= Short problem =
Extract each line containing the string "maximize".

= Data items =
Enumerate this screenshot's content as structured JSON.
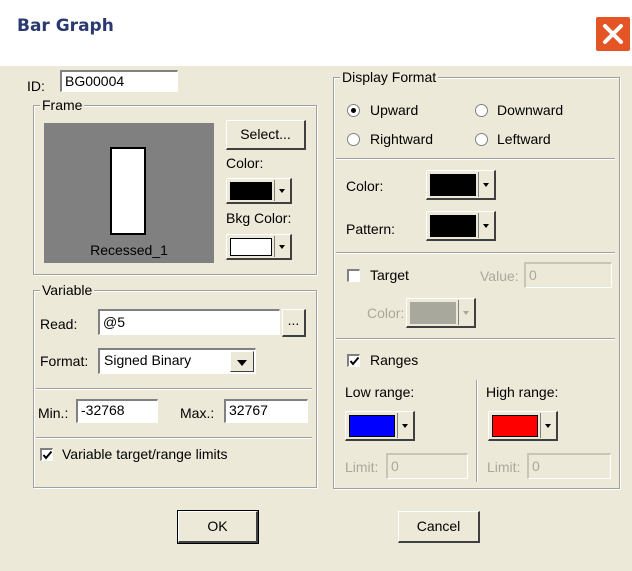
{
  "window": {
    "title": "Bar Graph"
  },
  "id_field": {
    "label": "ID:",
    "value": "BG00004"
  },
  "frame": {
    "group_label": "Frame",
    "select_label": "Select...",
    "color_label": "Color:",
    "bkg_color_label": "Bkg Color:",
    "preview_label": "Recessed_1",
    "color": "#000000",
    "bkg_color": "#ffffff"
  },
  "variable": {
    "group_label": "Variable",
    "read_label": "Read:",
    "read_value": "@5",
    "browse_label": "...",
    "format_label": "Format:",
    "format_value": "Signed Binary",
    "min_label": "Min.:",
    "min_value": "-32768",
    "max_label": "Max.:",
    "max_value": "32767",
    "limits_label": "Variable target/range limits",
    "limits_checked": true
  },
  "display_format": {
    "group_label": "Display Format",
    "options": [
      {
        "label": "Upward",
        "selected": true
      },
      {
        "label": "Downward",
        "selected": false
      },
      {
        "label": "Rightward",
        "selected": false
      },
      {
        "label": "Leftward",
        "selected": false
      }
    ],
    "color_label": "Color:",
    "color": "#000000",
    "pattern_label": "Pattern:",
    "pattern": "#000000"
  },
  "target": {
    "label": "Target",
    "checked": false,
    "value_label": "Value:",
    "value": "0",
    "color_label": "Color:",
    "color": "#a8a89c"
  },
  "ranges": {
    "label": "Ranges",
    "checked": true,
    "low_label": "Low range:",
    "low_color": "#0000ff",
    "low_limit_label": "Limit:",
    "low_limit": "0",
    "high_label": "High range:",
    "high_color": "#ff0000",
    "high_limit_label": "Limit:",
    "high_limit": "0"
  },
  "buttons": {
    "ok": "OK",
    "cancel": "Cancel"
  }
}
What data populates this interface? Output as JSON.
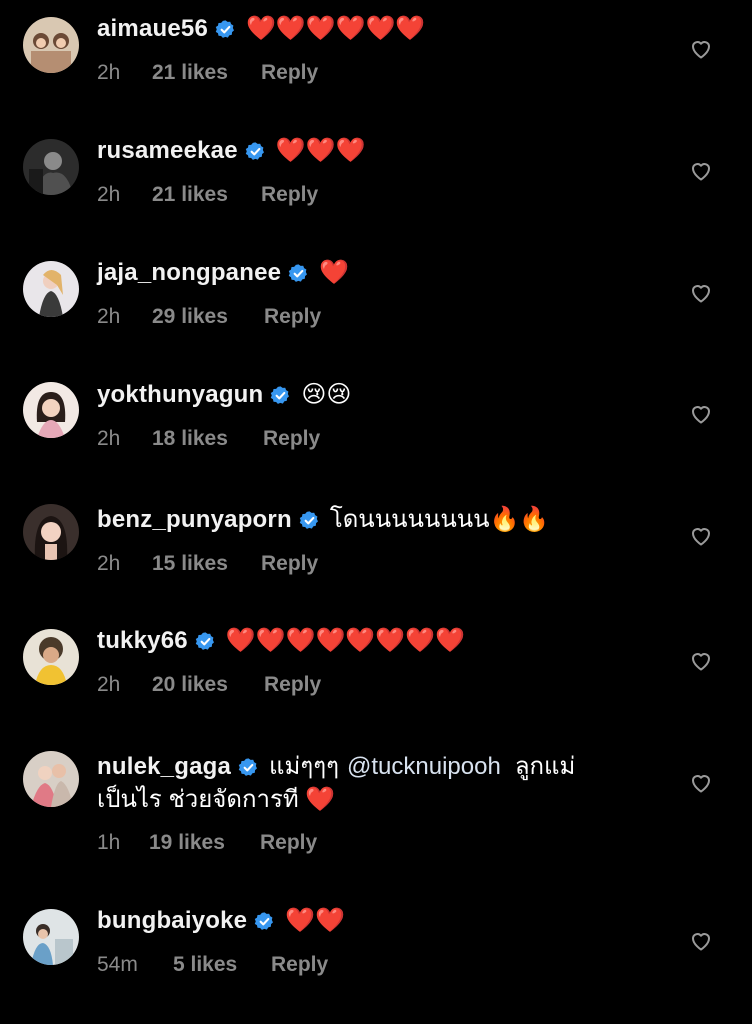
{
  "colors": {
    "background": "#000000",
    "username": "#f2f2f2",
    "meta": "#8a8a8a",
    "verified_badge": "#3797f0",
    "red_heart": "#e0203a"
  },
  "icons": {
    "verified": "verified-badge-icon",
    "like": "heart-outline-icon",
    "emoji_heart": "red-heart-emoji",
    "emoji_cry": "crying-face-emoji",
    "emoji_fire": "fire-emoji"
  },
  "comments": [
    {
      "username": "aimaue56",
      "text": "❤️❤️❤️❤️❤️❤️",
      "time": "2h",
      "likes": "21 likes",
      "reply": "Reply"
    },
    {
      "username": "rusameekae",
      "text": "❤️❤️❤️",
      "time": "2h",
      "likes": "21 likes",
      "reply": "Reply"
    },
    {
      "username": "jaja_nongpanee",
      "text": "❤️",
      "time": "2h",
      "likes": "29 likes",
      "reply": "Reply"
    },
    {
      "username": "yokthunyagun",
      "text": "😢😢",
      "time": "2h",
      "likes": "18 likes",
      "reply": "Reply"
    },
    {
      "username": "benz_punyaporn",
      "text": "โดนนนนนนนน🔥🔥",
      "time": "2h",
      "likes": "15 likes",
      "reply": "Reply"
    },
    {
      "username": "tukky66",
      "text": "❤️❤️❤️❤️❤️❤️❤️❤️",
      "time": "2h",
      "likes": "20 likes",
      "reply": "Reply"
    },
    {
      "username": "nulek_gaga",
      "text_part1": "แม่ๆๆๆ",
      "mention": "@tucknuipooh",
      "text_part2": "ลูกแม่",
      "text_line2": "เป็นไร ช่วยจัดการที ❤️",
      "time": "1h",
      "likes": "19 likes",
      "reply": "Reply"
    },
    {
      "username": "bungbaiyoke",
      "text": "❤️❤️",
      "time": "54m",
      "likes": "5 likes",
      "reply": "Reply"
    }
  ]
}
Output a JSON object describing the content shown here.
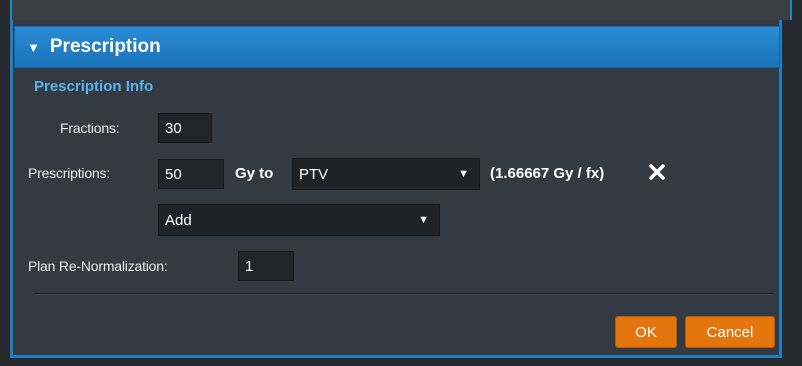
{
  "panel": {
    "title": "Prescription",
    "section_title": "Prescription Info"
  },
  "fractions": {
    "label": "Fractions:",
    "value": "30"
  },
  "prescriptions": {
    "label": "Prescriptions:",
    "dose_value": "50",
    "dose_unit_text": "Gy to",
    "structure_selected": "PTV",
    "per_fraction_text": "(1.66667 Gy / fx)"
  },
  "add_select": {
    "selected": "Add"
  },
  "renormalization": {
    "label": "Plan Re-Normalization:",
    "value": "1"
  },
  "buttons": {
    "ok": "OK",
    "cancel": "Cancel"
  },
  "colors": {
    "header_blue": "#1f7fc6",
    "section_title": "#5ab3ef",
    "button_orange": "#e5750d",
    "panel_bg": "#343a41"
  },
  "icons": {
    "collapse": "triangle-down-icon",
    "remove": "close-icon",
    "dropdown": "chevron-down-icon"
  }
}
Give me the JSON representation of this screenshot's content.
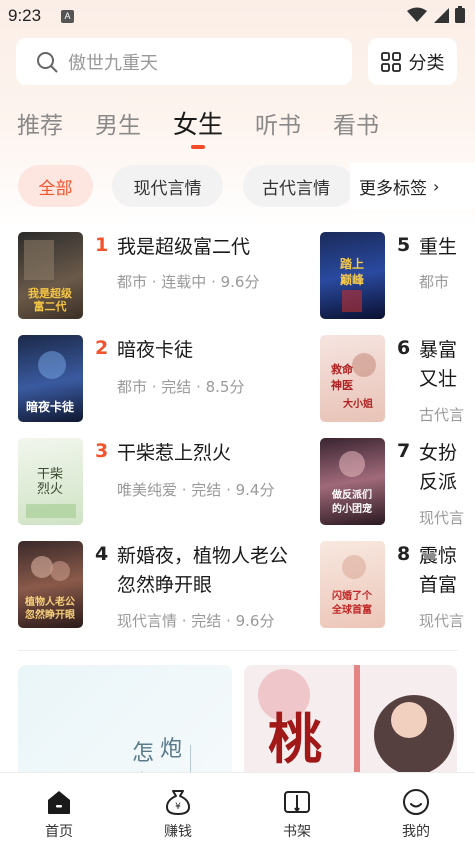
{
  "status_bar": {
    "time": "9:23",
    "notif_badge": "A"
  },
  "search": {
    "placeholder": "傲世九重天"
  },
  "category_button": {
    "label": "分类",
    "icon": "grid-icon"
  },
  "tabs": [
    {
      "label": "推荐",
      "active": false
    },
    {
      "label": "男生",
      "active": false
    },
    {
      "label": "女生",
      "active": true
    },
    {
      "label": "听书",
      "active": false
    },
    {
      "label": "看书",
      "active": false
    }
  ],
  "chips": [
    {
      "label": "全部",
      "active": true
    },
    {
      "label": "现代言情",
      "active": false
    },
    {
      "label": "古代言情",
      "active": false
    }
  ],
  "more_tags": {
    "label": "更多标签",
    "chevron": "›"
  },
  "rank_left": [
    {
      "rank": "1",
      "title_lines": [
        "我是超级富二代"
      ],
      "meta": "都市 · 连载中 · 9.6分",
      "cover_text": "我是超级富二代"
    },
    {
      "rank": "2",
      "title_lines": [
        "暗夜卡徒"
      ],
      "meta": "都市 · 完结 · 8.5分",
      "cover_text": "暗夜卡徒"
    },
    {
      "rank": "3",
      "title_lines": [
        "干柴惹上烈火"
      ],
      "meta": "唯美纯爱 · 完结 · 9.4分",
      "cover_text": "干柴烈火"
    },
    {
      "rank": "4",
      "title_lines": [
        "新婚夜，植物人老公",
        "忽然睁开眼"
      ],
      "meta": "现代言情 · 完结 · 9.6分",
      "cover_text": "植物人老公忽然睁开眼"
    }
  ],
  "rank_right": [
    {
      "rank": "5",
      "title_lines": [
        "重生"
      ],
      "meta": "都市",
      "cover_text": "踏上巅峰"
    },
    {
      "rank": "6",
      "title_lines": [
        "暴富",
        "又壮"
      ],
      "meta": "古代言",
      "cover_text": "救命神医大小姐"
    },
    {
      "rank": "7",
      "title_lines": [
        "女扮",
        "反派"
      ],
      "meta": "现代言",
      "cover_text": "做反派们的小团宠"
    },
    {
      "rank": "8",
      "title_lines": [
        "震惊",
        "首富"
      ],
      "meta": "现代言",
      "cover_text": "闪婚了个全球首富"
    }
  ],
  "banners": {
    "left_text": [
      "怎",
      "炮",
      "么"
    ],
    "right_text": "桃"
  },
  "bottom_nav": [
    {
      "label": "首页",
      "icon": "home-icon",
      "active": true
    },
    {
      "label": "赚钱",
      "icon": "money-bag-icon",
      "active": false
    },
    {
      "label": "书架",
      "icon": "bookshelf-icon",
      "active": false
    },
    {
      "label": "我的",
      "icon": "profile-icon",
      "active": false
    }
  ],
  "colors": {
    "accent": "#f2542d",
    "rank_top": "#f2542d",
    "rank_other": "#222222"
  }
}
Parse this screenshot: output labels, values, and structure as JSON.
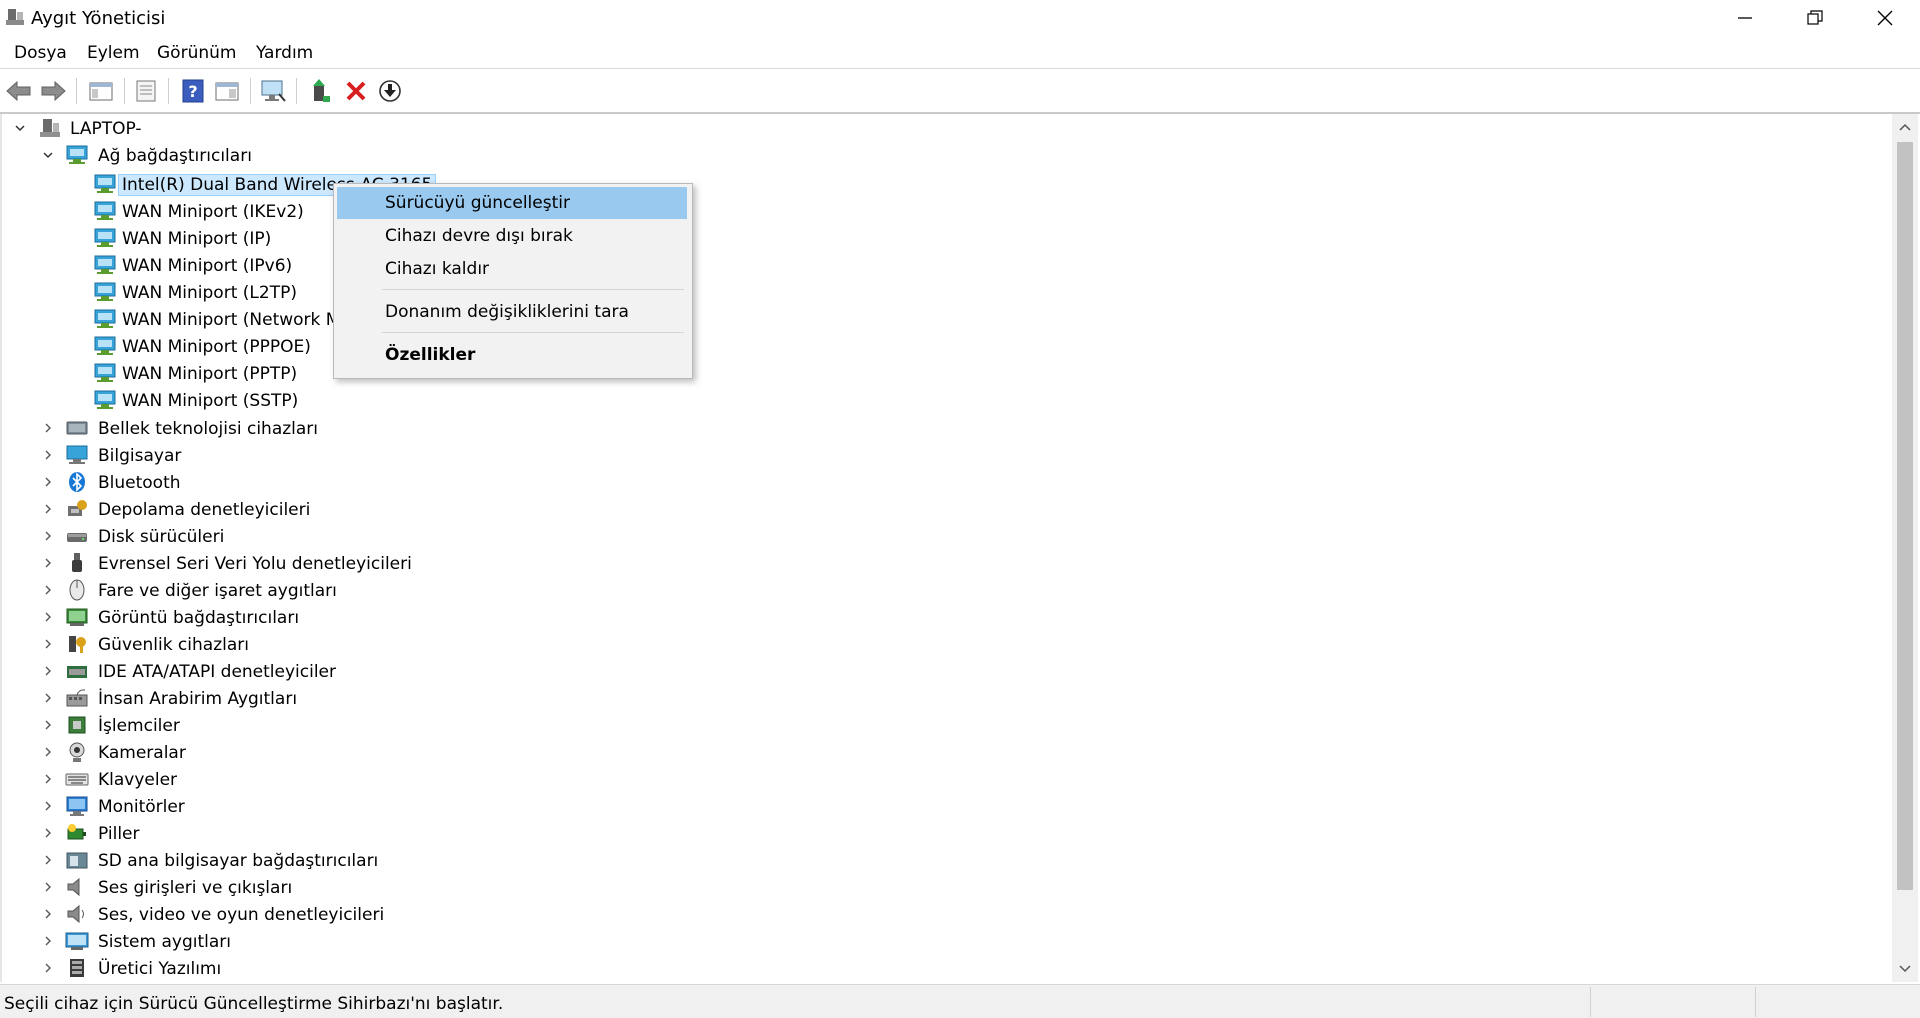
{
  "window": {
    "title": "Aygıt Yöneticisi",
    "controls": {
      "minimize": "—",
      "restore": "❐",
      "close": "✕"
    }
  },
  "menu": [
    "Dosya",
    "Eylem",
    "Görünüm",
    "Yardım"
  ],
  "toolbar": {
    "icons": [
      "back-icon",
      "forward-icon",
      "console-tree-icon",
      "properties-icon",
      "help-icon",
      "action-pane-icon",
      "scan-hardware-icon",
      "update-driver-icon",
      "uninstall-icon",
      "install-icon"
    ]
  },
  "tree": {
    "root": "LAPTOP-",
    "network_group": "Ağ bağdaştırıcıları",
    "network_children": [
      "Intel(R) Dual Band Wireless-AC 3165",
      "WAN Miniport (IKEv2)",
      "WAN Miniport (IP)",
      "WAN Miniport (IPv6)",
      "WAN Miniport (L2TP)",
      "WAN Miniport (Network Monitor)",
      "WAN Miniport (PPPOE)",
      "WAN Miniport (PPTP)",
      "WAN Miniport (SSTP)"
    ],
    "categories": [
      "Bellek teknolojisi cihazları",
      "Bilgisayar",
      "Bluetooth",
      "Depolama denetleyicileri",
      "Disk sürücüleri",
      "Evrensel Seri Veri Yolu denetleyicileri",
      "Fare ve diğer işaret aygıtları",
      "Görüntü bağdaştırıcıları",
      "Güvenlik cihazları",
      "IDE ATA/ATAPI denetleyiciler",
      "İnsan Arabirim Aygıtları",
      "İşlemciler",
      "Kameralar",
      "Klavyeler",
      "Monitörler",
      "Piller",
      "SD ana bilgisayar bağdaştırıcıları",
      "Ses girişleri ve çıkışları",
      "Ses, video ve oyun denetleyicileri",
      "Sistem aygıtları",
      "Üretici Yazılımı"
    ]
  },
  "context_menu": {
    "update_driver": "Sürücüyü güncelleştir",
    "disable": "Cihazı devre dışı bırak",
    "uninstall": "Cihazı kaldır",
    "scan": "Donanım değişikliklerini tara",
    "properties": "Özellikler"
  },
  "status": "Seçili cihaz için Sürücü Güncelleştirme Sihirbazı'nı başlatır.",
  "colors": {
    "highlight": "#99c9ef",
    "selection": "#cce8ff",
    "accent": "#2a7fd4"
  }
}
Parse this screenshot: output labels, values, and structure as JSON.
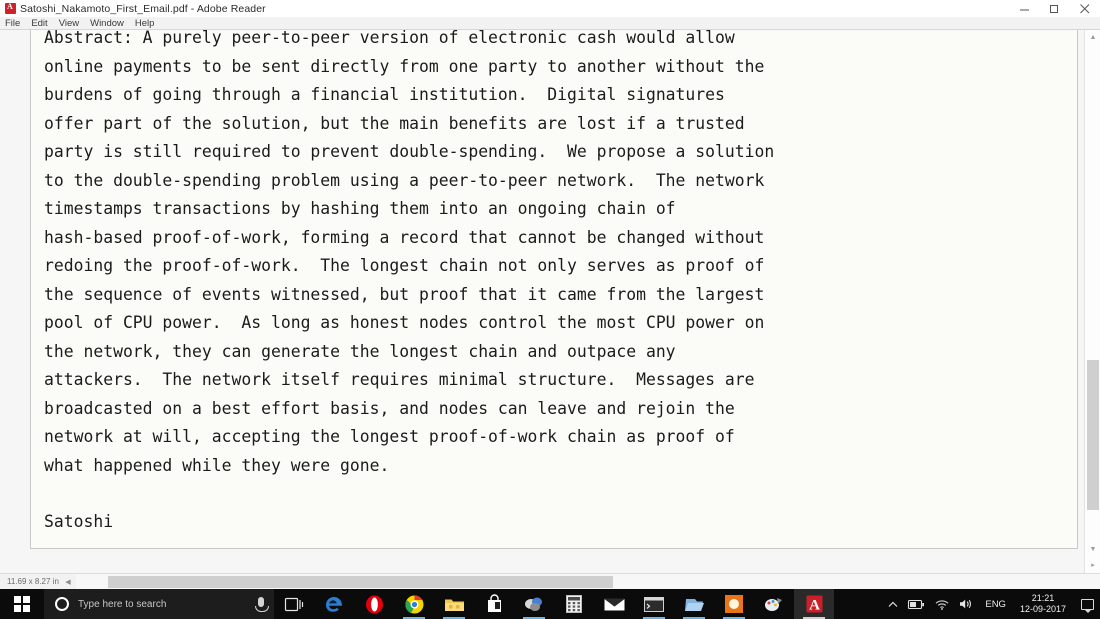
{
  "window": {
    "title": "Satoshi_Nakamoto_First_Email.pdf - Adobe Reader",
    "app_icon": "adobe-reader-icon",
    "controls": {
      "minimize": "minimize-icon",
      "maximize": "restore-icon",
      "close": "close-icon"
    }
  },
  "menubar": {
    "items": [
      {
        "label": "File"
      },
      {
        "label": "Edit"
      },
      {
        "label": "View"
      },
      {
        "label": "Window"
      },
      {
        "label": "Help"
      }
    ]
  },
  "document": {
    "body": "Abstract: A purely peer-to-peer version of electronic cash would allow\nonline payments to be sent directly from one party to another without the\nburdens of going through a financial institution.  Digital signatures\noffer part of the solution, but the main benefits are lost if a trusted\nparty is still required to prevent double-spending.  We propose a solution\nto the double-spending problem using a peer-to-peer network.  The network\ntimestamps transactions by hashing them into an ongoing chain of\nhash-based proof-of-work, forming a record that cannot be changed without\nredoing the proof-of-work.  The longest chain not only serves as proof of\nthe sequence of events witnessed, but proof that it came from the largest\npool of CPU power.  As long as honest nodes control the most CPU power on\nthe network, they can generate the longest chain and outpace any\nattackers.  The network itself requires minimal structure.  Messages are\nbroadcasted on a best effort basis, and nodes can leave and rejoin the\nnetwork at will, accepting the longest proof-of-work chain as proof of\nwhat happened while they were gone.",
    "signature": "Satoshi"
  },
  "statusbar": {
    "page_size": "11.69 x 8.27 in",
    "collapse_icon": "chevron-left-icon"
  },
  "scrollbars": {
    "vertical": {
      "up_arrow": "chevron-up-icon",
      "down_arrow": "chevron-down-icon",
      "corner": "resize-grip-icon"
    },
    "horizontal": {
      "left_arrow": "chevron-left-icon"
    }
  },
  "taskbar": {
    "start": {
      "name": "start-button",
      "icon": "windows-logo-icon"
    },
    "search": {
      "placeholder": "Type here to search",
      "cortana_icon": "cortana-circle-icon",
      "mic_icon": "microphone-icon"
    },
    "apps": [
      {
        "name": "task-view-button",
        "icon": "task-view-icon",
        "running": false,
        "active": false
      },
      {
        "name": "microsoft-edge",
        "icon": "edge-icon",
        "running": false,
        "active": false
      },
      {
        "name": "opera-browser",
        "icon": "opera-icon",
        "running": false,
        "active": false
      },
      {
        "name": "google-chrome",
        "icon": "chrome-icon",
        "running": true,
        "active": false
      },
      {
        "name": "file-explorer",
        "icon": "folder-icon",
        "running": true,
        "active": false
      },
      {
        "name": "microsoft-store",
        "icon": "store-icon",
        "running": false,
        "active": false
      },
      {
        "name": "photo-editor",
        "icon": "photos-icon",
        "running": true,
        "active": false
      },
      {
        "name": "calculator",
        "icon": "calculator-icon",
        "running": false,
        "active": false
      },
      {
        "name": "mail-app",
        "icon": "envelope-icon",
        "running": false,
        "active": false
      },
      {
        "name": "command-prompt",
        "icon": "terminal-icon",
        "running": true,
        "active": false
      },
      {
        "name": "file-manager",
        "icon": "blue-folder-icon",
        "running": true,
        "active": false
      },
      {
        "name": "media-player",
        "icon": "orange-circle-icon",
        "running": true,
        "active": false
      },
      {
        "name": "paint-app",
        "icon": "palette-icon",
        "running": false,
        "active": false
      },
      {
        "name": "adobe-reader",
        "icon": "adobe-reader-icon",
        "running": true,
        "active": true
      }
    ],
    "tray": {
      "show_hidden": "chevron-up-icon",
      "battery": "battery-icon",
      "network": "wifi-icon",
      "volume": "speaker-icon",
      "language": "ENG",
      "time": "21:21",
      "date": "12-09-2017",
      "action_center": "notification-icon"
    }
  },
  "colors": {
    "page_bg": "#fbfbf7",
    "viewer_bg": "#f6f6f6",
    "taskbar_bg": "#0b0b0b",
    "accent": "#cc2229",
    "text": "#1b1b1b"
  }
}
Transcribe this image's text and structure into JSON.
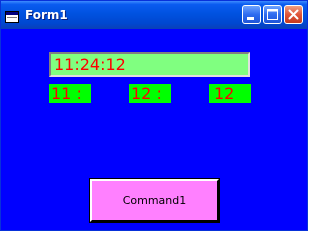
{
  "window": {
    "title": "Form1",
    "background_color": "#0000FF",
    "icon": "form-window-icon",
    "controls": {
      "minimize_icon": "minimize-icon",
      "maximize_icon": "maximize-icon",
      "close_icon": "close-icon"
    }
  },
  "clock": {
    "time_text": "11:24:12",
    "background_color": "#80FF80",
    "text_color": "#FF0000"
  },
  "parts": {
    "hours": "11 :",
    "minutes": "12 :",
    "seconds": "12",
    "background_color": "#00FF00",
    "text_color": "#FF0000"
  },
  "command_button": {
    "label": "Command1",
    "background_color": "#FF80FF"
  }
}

= Response below =
      "maximize": "restore-icon",
      "maximize_icon": "maximize-icon",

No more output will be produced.